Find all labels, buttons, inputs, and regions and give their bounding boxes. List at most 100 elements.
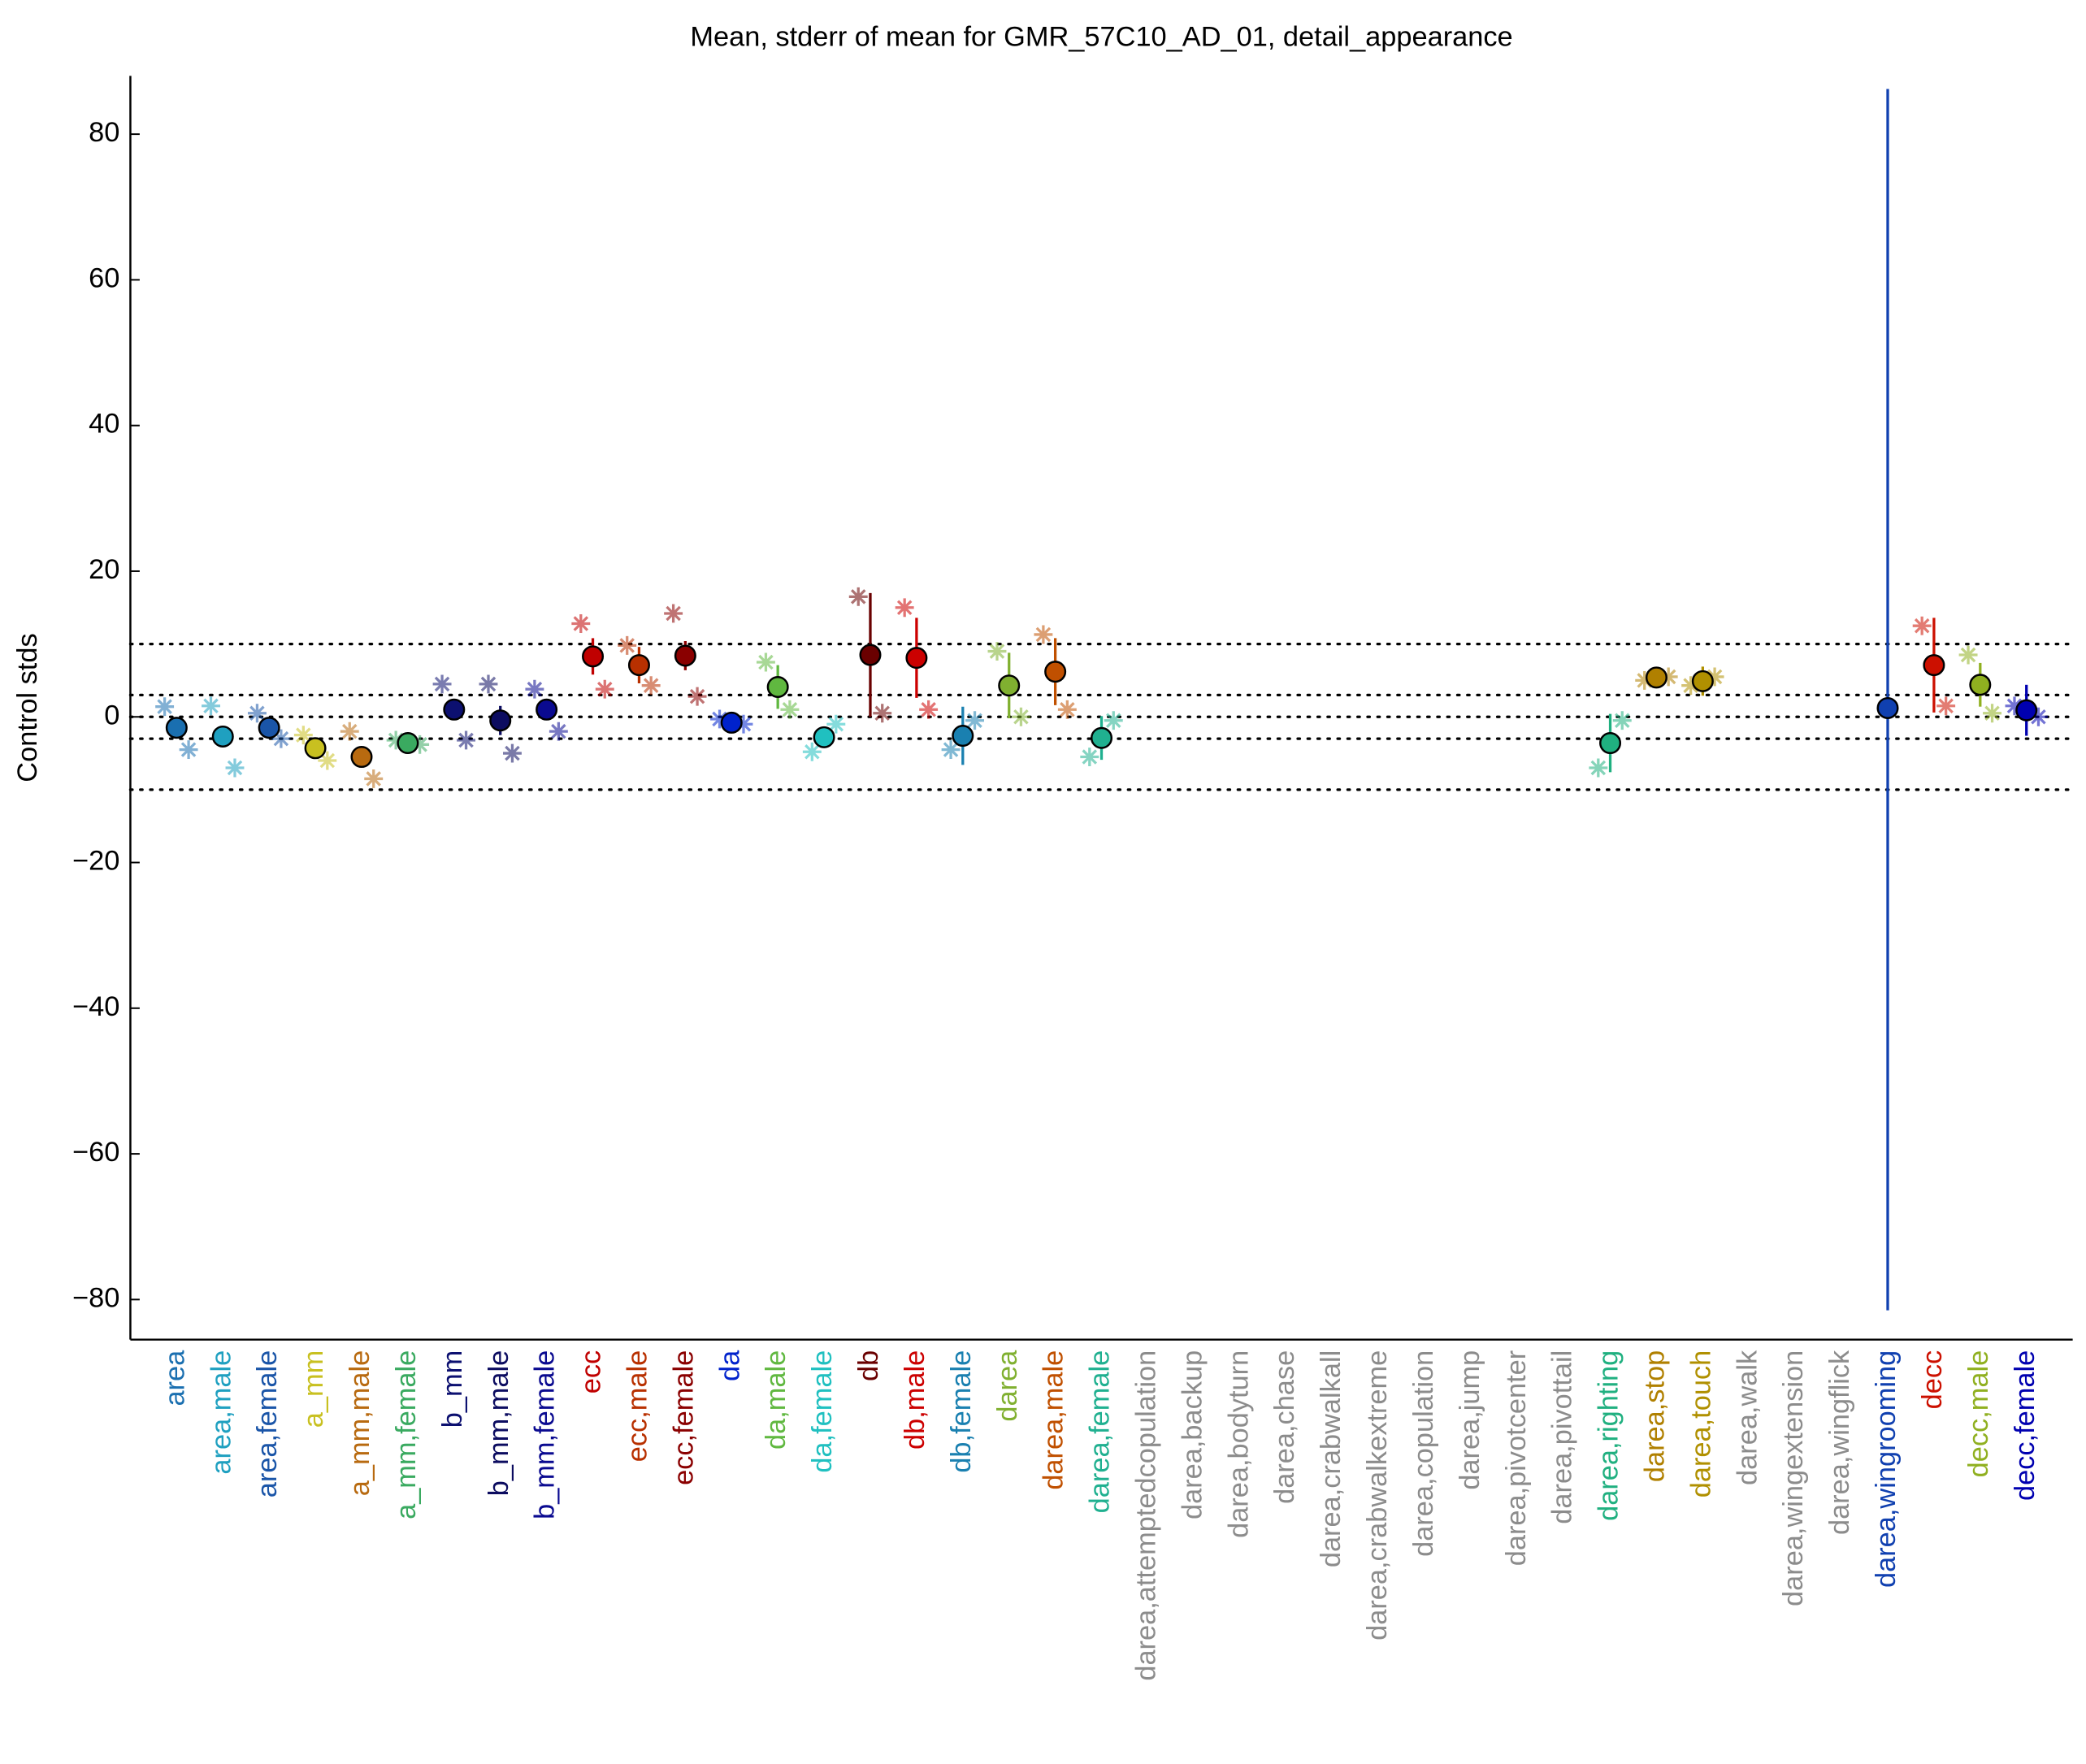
y-tick-label: −40 [72,991,119,1022]
x-tick-label: ecc,male [622,1350,653,1462]
asterisk [664,604,683,623]
x-tick-label: darea,pivotcenter [1501,1350,1532,1567]
y-tick-label: −20 [72,846,119,877]
asterisk [1983,704,2002,723]
asterisk [479,674,498,694]
x-tick-label: darea [992,1350,1023,1422]
asterisk [549,722,568,741]
mean-marker [674,644,696,667]
x-tick-label: darea,crabwalkall [1316,1350,1347,1567]
asterisk [364,769,384,788]
asterisk [919,700,939,719]
mean-marker [165,717,188,739]
asterisk [179,740,198,760]
asterisk [687,687,707,706]
mean-marker [1599,732,1622,755]
x-tick-label: area [159,1350,190,1406]
x-tick-label: da,female [807,1350,838,1473]
asterisk [1912,616,1932,635]
x-tick-label: decc,male [1963,1350,1994,1478]
asterisk [1681,676,1701,696]
x-tick-label: darea,backup [1177,1350,1208,1519]
chart-title: Mean, stderr of mean for GMR_57C10_AD_01… [690,22,1512,53]
mean-marker [2015,699,2038,722]
x-tick-label: decc [1917,1350,1948,1410]
mean-marker [582,645,605,668]
asterisk [502,743,522,763]
asterisk [965,711,984,730]
asterisk [895,598,914,618]
mean-marker [998,674,1021,697]
asterisk [848,587,868,606]
asterisk [802,742,822,761]
asterisk [618,635,637,655]
x-tick-label: darea,pivottail [1547,1350,1578,1524]
x-tick-label: darea,wingrooming [1871,1350,1902,1588]
asterisk [410,735,430,754]
asterisk [1057,700,1077,719]
x-tick-label: area,male [206,1350,236,1475]
asterisk [2005,696,2024,716]
asterisk [1104,711,1123,730]
asterisk [595,679,614,699]
mean-marker [1923,654,1945,677]
mean-marker [766,675,789,698]
asterisk [2028,707,2048,726]
mean-marker [1876,696,1899,719]
asterisk [1705,667,1724,687]
mean-marker [304,737,327,760]
y-axis-label: Control stds [12,633,43,782]
x-tick-label: b_mm,male [484,1350,514,1496]
x-tick-label: darea,wingflick [1824,1350,1855,1535]
asterisk [318,751,337,770]
x-tick-label: ecc [576,1350,607,1393]
x-tick-label: darea,righting [1594,1350,1624,1521]
mean-marker [1969,674,1992,696]
x-tick-label: a_mm,female [391,1350,422,1519]
asterisk [571,614,591,633]
asterisk [1080,748,1099,767]
x-tick-label: darea,male [1039,1350,1069,1490]
y-tick-label: −80 [72,1282,119,1313]
mean-marker [813,726,835,748]
y-tick-label: 80 [89,117,119,148]
asterisk [710,709,729,729]
mean-marker [627,654,650,677]
mean-marker [258,717,280,739]
mean-marker [443,698,466,721]
mean-marker [952,725,974,748]
mean-marker [905,647,928,670]
asterisk [1589,758,1608,778]
x-tick-label: db [853,1350,884,1381]
asterisk [155,697,175,717]
asterisk [1011,707,1030,726]
asterisk [734,714,753,734]
x-tick-label: db,female [946,1350,977,1473]
x-tick-label: ecc,female [668,1350,699,1485]
asterisk [247,704,267,723]
asterisk [1635,670,1654,690]
mean-marker [489,709,512,732]
asterisk [340,722,359,741]
mean-marker [536,698,558,721]
y-tick-label: 0 [104,700,119,730]
mean-marker [1691,670,1714,692]
asterisk [780,700,800,719]
mean-marker [211,725,234,748]
y-tick-label: 60 [89,262,119,293]
asterisk [271,729,291,748]
asterisk [225,758,245,778]
x-tick-label: darea,copulation [1408,1350,1439,1557]
asterisk [293,726,313,745]
asterisk [1034,625,1053,644]
mean-marker [1645,666,1667,689]
mean-marker [720,711,743,734]
asterisk [756,652,775,672]
x-tick-label: darea,stop [1640,1350,1671,1482]
x-tick-label: db,male [900,1350,930,1450]
x-tick-label: da [714,1350,745,1381]
x-tick-label: a_mm [298,1350,329,1428]
asterisk [641,676,661,696]
mean-marker [350,746,373,769]
x-tick-label: darea,female [1085,1350,1116,1514]
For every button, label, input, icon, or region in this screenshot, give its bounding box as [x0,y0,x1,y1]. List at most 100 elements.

· · · · ·

- [What you have to do]: Update all the entries above by replacing every occurrence of "asterisk" with "star-marker", keeping everything else unchanged. Leave the pictures out of the result.

- [Answer to the task]:
Find all labels, buttons, inputs, and regions and give their bounding boxes. List at most 100 elements.
y-tick-label: −40 [72,991,119,1022]
x-tick-label: ecc,male [622,1350,653,1462]
star-marker [664,604,683,623]
x-tick-label: darea,pivotcenter [1501,1350,1532,1567]
y-tick-label: −20 [72,846,119,877]
star-marker [1983,704,2002,723]
star-marker [479,674,498,694]
x-tick-label: darea [992,1350,1023,1422]
star-marker [549,722,568,741]
mean-marker [674,644,696,667]
x-tick-label: darea,crabwalkall [1316,1350,1347,1567]
star-marker [364,769,384,788]
star-marker [919,700,939,719]
mean-marker [165,717,188,739]
star-marker [179,740,198,760]
star-marker [687,687,707,706]
mean-marker [1599,732,1622,755]
x-tick-label: area [159,1350,190,1406]
x-tick-label: da,female [807,1350,838,1473]
star-marker [1912,616,1932,635]
x-tick-label: decc,male [1963,1350,1994,1478]
star-marker [1681,676,1701,696]
x-tick-label: darea,backup [1177,1350,1208,1519]
chart-title: Mean, stderr of mean for GMR_57C10_AD_01… [690,22,1512,53]
mean-marker [2015,699,2038,722]
x-tick-label: decc [1917,1350,1948,1410]
mean-marker [582,645,605,668]
star-marker [502,743,522,763]
star-marker [965,711,984,730]
star-marker [895,598,914,618]
mean-marker [998,674,1021,697]
star-marker [848,587,868,606]
star-marker [802,742,822,761]
star-marker [618,635,637,655]
x-tick-label: darea,pivottail [1547,1350,1578,1524]
x-tick-label: darea,wingrooming [1871,1350,1902,1588]
star-marker [410,735,430,754]
star-marker [1057,700,1077,719]
x-tick-label: area,male [206,1350,236,1475]
star-marker [2005,696,2024,716]
star-marker [1104,711,1123,730]
star-marker [595,679,614,699]
mean-marker [1923,654,1945,677]
mean-marker [766,675,789,698]
star-marker [2028,707,2048,726]
mean-marker [1876,696,1899,719]
star-marker [1705,667,1724,687]
mean-marker [304,737,327,760]
y-axis-label: Control stds [12,633,43,782]
x-tick-label: b_mm,male [484,1350,514,1496]
x-tick-label: darea,wingflick [1824,1350,1855,1535]
star-marker [318,751,337,770]
x-tick-label: ecc [576,1350,607,1393]
x-tick-label: darea,righting [1594,1350,1624,1521]
mean-marker [1969,674,1992,696]
x-tick-label: a_mm,female [391,1350,422,1519]
star-marker [571,614,591,633]
star-marker [1080,748,1099,767]
x-tick-label: darea,male [1039,1350,1069,1490]
y-tick-label: −80 [72,1282,119,1313]
mean-marker [813,726,835,748]
y-tick-label: 80 [89,117,119,148]
star-marker [710,709,729,729]
mean-marker [627,654,650,677]
mean-marker [258,717,280,739]
mean-marker [443,698,466,721]
mean-marker [952,725,974,748]
mean-marker [905,647,928,670]
star-marker [1589,758,1608,778]
x-tick-label: db [853,1350,884,1381]
star-marker [155,697,175,717]
star-marker [1011,707,1030,726]
star-marker [734,714,753,734]
x-tick-label: db,female [946,1350,977,1473]
x-tick-label: ecc,female [668,1350,699,1485]
star-marker [247,704,267,723]
star-marker [1635,670,1654,690]
mean-marker [489,709,512,732]
star-marker [340,722,359,741]
mean-marker [536,698,558,721]
y-tick-label: 0 [104,700,119,730]
mean-marker [1691,670,1714,692]
star-marker [780,700,800,719]
mean-marker [211,725,234,748]
y-tick-label: 60 [89,262,119,293]
star-marker [271,729,291,748]
star-marker [225,758,245,778]
x-tick-label: darea,copulation [1408,1350,1439,1557]
star-marker [293,726,313,745]
star-marker [1034,625,1053,644]
mean-marker [1645,666,1667,689]
mean-marker [720,711,743,734]
star-marker [756,652,775,672]
x-tick-label: darea,stop [1640,1350,1671,1482]
x-tick-label: db,male [900,1350,930,1450]
x-tick-label: da [714,1350,745,1381]
x-tick-label: a_mm [298,1350,329,1428]
star-marker [641,676,661,696]
mean-marker [350,746,373,769]
x-tick-label: darea,female [1085,1350,1116,1514]
For every button, label, input, icon, or region in this screenshot, give its bounding box as [x0,y0,x1,y1]. List at most 100 elements.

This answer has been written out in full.